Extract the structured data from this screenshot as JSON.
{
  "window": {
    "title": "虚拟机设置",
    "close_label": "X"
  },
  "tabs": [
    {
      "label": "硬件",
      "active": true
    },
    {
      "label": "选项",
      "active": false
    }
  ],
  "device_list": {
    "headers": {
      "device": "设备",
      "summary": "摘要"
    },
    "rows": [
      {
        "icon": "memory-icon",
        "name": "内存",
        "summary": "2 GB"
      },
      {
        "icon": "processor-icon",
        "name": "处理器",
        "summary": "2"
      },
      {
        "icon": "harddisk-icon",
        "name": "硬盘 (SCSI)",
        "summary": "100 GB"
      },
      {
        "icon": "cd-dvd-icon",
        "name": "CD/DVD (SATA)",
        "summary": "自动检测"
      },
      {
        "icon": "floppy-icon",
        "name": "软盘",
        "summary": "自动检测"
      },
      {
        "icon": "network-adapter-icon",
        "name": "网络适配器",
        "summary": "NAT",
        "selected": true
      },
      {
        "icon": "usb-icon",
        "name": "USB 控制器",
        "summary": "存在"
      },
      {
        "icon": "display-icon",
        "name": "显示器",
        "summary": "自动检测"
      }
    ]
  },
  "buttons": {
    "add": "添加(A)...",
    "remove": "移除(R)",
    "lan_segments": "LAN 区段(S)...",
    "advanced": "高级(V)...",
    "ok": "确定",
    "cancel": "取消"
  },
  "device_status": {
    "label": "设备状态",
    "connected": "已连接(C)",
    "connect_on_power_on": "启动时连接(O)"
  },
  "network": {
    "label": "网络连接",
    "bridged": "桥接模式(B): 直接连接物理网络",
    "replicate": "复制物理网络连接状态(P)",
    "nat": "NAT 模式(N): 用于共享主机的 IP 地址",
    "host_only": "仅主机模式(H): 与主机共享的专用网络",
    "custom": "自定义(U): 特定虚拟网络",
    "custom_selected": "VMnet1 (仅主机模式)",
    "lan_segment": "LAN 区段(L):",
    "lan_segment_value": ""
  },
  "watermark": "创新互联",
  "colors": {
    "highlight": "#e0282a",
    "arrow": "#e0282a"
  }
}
+--
▶ Directive
Repeat the material above in full, exactly as it stands.

▶ Solution to this exercise
Extract the structured data from this screenshot as JSON.
{
  "window": {
    "title": "虚拟机设置",
    "close_label": "X"
  },
  "tabs": [
    {
      "label": "硬件",
      "active": true
    },
    {
      "label": "选项",
      "active": false
    }
  ],
  "device_list": {
    "headers": {
      "device": "设备",
      "summary": "摘要"
    },
    "rows": [
      {
        "icon": "memory-icon",
        "name": "内存",
        "summary": "2 GB"
      },
      {
        "icon": "processor-icon",
        "name": "处理器",
        "summary": "2"
      },
      {
        "icon": "harddisk-icon",
        "name": "硬盘 (SCSI)",
        "summary": "100 GB"
      },
      {
        "icon": "cd-dvd-icon",
        "name": "CD/DVD (SATA)",
        "summary": "自动检测"
      },
      {
        "icon": "floppy-icon",
        "name": "软盘",
        "summary": "自动检测"
      },
      {
        "icon": "network-adapter-icon",
        "name": "网络适配器",
        "summary": "NAT",
        "selected": true
      },
      {
        "icon": "usb-icon",
        "name": "USB 控制器",
        "summary": "存在"
      },
      {
        "icon": "display-icon",
        "name": "显示器",
        "summary": "自动检测"
      }
    ]
  },
  "buttons": {
    "add": "添加(A)...",
    "remove": "移除(R)",
    "lan_segments": "LAN 区段(S)...",
    "advanced": "高级(V)...",
    "ok": "确定",
    "cancel": "取消"
  },
  "device_status": {
    "label": "设备状态",
    "connected": "已连接(C)",
    "connect_on_power_on": "启动时连接(O)"
  },
  "network": {
    "label": "网络连接",
    "bridged": "桥接模式(B): 直接连接物理网络",
    "replicate": "复制物理网络连接状态(P)",
    "nat": "NAT 模式(N): 用于共享主机的 IP 地址",
    "host_only": "仅主机模式(H): 与主机共享的专用网络",
    "custom": "自定义(U): 特定虚拟网络",
    "custom_selected": "VMnet1 (仅主机模式)",
    "lan_segment": "LAN 区段(L):",
    "lan_segment_value": ""
  },
  "watermark": "创新互联",
  "colors": {
    "highlight": "#e0282a",
    "arrow": "#e0282a"
  }
}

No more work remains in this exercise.